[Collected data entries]
----
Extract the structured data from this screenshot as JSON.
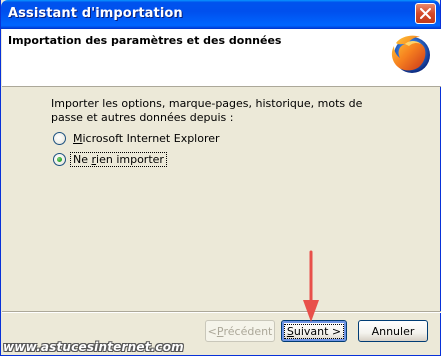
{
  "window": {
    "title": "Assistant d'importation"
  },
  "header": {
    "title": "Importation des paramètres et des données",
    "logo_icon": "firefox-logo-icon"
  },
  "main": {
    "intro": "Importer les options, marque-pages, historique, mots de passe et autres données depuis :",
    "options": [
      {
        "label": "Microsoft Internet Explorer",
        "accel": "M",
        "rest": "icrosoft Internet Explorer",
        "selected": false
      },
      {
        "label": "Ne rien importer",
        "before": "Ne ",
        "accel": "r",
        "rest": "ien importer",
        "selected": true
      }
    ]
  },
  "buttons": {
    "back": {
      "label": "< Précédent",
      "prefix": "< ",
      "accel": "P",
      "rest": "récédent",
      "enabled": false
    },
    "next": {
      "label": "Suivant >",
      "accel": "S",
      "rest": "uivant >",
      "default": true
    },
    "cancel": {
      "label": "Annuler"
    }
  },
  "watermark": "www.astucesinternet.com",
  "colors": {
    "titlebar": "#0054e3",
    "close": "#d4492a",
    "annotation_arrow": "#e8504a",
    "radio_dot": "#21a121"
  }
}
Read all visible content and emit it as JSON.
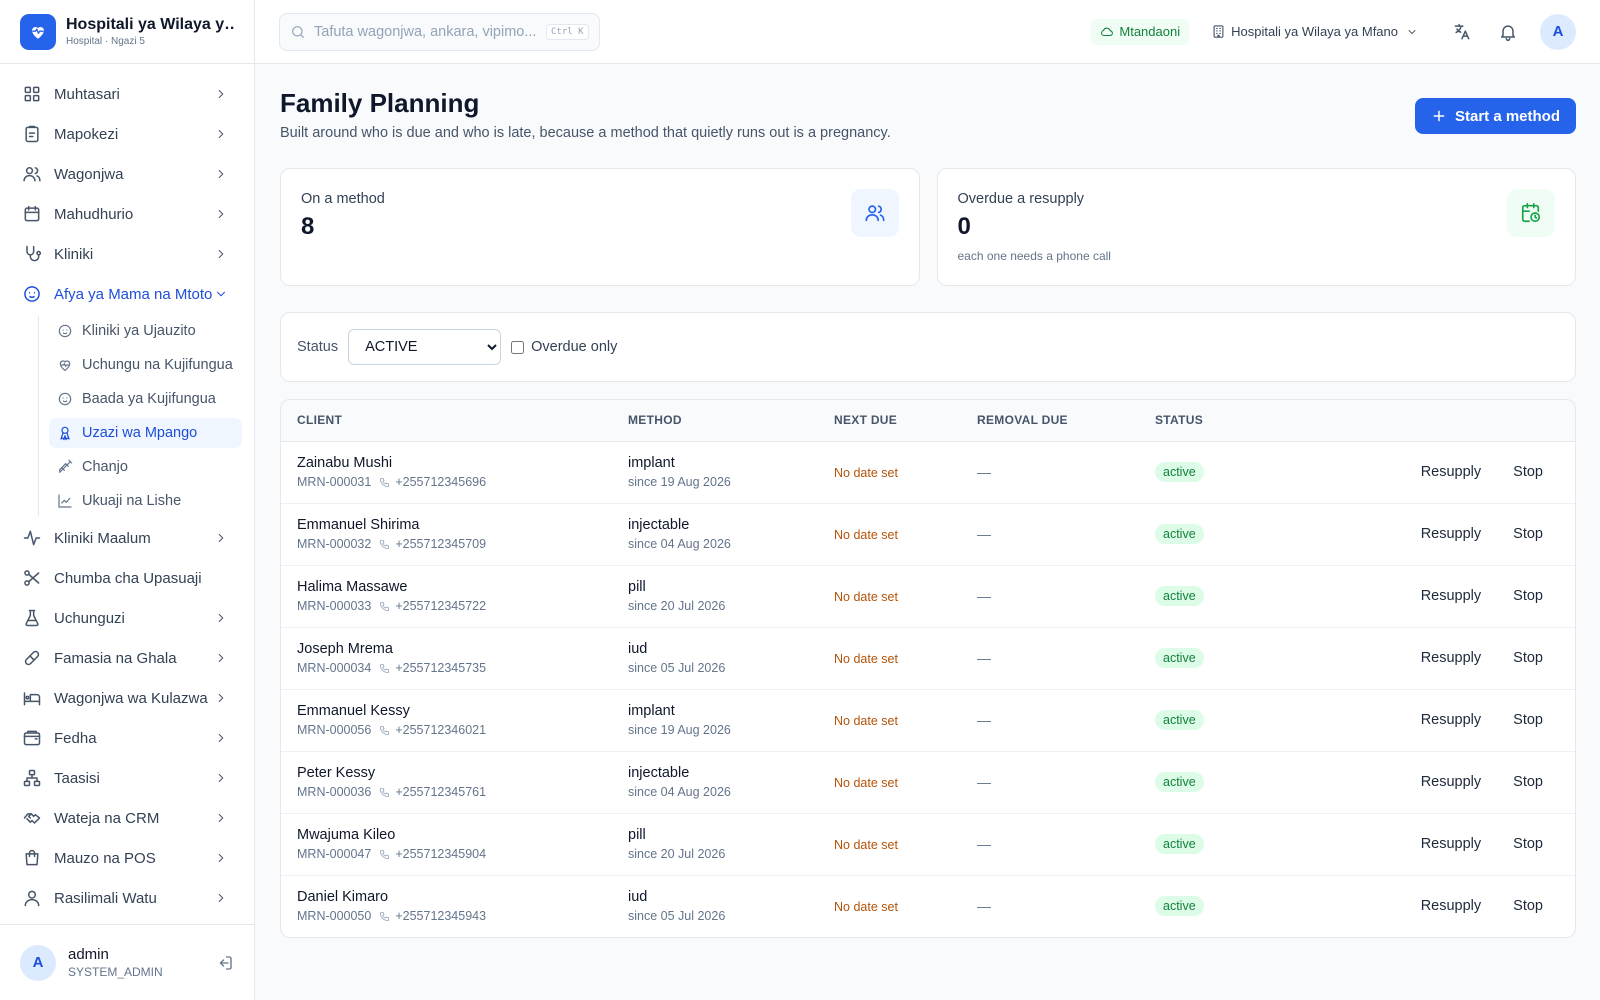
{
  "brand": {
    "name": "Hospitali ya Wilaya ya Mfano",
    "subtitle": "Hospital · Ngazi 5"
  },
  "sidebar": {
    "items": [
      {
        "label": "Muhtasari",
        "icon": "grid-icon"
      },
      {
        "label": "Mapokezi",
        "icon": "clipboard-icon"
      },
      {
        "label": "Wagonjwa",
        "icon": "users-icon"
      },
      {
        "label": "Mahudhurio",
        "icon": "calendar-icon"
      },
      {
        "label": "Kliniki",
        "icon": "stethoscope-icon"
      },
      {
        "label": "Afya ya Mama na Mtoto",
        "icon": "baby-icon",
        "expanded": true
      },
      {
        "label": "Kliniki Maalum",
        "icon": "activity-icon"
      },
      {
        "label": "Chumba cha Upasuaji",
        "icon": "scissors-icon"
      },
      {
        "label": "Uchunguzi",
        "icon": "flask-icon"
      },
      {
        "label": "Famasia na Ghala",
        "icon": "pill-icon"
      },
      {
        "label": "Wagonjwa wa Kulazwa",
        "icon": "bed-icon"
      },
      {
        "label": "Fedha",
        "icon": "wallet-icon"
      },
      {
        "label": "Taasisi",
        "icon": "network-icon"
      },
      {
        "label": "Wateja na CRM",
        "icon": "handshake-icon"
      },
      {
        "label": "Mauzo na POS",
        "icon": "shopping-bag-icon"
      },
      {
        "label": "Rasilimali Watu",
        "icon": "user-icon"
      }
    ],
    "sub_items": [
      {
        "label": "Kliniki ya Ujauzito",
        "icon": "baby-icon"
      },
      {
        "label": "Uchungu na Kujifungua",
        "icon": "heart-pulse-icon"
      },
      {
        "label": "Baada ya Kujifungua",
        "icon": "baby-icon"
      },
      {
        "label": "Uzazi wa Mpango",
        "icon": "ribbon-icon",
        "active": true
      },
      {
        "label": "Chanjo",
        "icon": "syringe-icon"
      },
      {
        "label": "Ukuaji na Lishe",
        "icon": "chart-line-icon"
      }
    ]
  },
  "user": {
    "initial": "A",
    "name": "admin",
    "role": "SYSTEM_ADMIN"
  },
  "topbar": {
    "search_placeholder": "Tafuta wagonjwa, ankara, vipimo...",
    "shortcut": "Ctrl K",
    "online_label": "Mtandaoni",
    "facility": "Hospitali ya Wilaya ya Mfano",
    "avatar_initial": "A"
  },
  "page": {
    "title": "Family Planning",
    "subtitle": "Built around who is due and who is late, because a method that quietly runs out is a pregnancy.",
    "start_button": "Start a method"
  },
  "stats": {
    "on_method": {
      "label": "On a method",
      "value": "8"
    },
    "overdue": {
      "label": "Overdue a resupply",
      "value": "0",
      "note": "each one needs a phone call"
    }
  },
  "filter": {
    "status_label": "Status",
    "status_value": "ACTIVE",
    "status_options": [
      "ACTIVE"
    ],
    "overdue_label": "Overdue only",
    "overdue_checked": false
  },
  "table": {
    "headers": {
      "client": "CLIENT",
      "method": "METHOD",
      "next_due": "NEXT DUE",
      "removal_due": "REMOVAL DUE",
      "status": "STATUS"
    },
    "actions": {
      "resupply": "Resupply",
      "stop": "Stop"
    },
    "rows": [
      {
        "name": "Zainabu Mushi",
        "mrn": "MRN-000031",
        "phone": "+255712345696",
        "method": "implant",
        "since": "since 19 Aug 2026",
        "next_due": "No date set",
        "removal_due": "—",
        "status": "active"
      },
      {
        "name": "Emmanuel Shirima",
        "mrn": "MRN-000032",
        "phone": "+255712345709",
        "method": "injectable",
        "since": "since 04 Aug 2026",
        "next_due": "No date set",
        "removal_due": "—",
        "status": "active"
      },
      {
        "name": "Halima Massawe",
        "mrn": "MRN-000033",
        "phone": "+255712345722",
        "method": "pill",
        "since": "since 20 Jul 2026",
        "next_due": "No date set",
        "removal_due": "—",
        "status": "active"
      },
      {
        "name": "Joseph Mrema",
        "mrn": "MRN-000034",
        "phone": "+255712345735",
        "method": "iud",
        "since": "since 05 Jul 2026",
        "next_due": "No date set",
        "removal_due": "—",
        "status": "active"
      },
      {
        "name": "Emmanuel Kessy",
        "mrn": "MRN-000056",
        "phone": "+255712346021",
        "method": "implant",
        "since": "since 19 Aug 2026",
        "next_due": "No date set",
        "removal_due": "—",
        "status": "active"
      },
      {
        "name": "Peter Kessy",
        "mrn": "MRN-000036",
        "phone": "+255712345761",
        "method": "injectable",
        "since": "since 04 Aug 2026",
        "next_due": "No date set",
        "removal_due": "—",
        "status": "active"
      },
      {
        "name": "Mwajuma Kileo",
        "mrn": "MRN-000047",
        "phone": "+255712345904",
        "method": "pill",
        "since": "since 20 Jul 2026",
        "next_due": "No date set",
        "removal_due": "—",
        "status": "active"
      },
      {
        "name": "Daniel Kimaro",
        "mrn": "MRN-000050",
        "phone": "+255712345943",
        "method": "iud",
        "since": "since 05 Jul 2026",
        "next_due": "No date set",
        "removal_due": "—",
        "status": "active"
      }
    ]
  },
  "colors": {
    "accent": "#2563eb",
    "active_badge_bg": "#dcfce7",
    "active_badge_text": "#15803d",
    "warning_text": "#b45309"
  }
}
----
- PROBLEM STATEMENT:
All of the entries need to be transcribed word for word; pictures are left out.

- OUTPUT OF THE TASK:
Extract the structured data from this screenshot as JSON.
{
  "window": {
    "title": "Assistant d'importation"
  },
  "header": {
    "title": "Importation des paramètres et des données",
    "logo_icon": "firefox-logo-icon"
  },
  "main": {
    "intro": "Importer les options, marque-pages, historique, mots de passe et autres données depuis :",
    "options": [
      {
        "label": "Microsoft Internet Explorer",
        "accel": "M",
        "rest": "icrosoft Internet Explorer",
        "selected": false
      },
      {
        "label": "Ne rien importer",
        "before": "Ne ",
        "accel": "r",
        "rest": "ien importer",
        "selected": true
      }
    ]
  },
  "buttons": {
    "back": {
      "label": "< Précédent",
      "prefix": "< ",
      "accel": "P",
      "rest": "récédent",
      "enabled": false
    },
    "next": {
      "label": "Suivant >",
      "accel": "S",
      "rest": "uivant >",
      "default": true
    },
    "cancel": {
      "label": "Annuler"
    }
  },
  "watermark": "www.astucesinternet.com",
  "colors": {
    "titlebar": "#0054e3",
    "close": "#d4492a",
    "annotation_arrow": "#e8504a",
    "radio_dot": "#21a121"
  }
}
Read all visible content and emit it as JSON.
{
  "brand": {
    "name": "Hospitali ya Wilaya ya Mfano",
    "subtitle": "Hospital · Ngazi 5"
  },
  "sidebar": {
    "items": [
      {
        "label": "Muhtasari",
        "icon": "grid-icon"
      },
      {
        "label": "Mapokezi",
        "icon": "clipboard-icon"
      },
      {
        "label": "Wagonjwa",
        "icon": "users-icon"
      },
      {
        "label": "Mahudhurio",
        "icon": "calendar-icon"
      },
      {
        "label": "Kliniki",
        "icon": "stethoscope-icon"
      },
      {
        "label": "Afya ya Mama na Mtoto",
        "icon": "baby-icon",
        "expanded": true
      },
      {
        "label": "Kliniki Maalum",
        "icon": "activity-icon"
      },
      {
        "label": "Chumba cha Upasuaji",
        "icon": "scissors-icon"
      },
      {
        "label": "Uchunguzi",
        "icon": "flask-icon"
      },
      {
        "label": "Famasia na Ghala",
        "icon": "pill-icon"
      },
      {
        "label": "Wagonjwa wa Kulazwa",
        "icon": "bed-icon"
      },
      {
        "label": "Fedha",
        "icon": "wallet-icon"
      },
      {
        "label": "Taasisi",
        "icon": "network-icon"
      },
      {
        "label": "Wateja na CRM",
        "icon": "handshake-icon"
      },
      {
        "label": "Mauzo na POS",
        "icon": "shopping-bag-icon"
      },
      {
        "label": "Rasilimali Watu",
        "icon": "user-icon"
      }
    ],
    "sub_items": [
      {
        "label": "Kliniki ya Ujauzito",
        "icon": "baby-icon"
      },
      {
        "label": "Uchungu na Kujifungua",
        "icon": "heart-pulse-icon"
      },
      {
        "label": "Baada ya Kujifungua",
        "icon": "baby-icon"
      },
      {
        "label": "Uzazi wa Mpango",
        "icon": "ribbon-icon",
        "active": true
      },
      {
        "label": "Chanjo",
        "icon": "syringe-icon"
      },
      {
        "label": "Ukuaji na Lishe",
        "icon": "chart-line-icon"
      }
    ]
  },
  "user": {
    "initial": "A",
    "name": "admin",
    "role": "SYSTEM_ADMIN"
  },
  "topbar": {
    "search_placeholder": "Tafuta wagonjwa, ankara, vipimo...",
    "shortcut": "Ctrl K",
    "online_label": "Mtandaoni",
    "facility": "Hospitali ya Wilaya ya Mfano",
    "avatar_initial": "A"
  },
  "page": {
    "title": "Family Planning",
    "subtitle": "Built around who is due and who is late, because a method that quietly runs out is a pregnancy.",
    "start_button": "Start a method"
  },
  "stats": {
    "on_method": {
      "label": "On a method",
      "value": "8"
    },
    "overdue": {
      "label": "Overdue a resupply",
      "value": "0",
      "note": "each one needs a phone call"
    }
  },
  "filter": {
    "status_label": "Status",
    "status_value": "ACTIVE",
    "status_options": [
      "ACTIVE"
    ],
    "overdue_label": "Overdue only",
    "overdue_checked": false
  },
  "table": {
    "headers": {
      "client": "CLIENT",
      "method": "METHOD",
      "next_due": "NEXT DUE",
      "removal_due": "REMOVAL DUE",
      "status": "STATUS"
    },
    "actions": {
      "resupply": "Resupply",
      "stop": "Stop"
    },
    "rows": [
      {
        "name": "Zainabu Mushi",
        "mrn": "MRN-000031",
        "phone": "+255712345696",
        "method": "implant",
        "since": "since 19 Aug 2026",
        "next_due": "No date set",
        "removal_due": "—",
        "status": "active"
      },
      {
        "name": "Emmanuel Shirima",
        "mrn": "MRN-000032",
        "phone": "+255712345709",
        "method": "injectable",
        "since": "since 04 Aug 2026",
        "next_due": "No date set",
        "removal_due": "—",
        "status": "active"
      },
      {
        "name": "Halima Massawe",
        "mrn": "MRN-000033",
        "phone": "+255712345722",
        "method": "pill",
        "since": "since 20 Jul 2026",
        "next_due": "No date set",
        "removal_due": "—",
        "status": "active"
      },
      {
        "name": "Joseph Mrema",
        "mrn": "MRN-000034",
        "phone": "+255712345735",
        "method": "iud",
        "since": "since 05 Jul 2026",
        "next_due": "No date set",
        "removal_due": "—",
        "status": "active"
      },
      {
        "name": "Emmanuel Kessy",
        "mrn": "MRN-000056",
        "phone": "+255712346021",
        "method": "implant",
        "since": "since 19 Aug 2026",
        "next_due": "No date set",
        "removal_due": "—",
        "status": "active"
      },
      {
        "name": "Peter Kessy",
        "mrn": "MRN-000036",
        "phone": "+255712345761",
        "method": "injectable",
        "since": "since 04 Aug 2026",
        "next_due": "No date set",
        "removal_due": "—",
        "status": "active"
      },
      {
        "name": "Mwajuma Kileo",
        "mrn": "MRN-000047",
        "phone": "+255712345904",
        "method": "pill",
        "since": "since 20 Jul 2026",
        "next_due": "No date set",
        "removal_due": "—",
        "status": "active"
      },
      {
        "name": "Daniel Kimaro",
        "mrn": "MRN-000050",
        "phone": "+255712345943",
        "method": "iud",
        "since": "since 05 Jul 2026",
        "next_due": "No date set",
        "removal_due": "—",
        "status": "active"
      }
    ]
  },
  "colors": {
    "accent": "#2563eb",
    "active_badge_bg": "#dcfce7",
    "active_badge_text": "#15803d",
    "warning_text": "#b45309"
  }
}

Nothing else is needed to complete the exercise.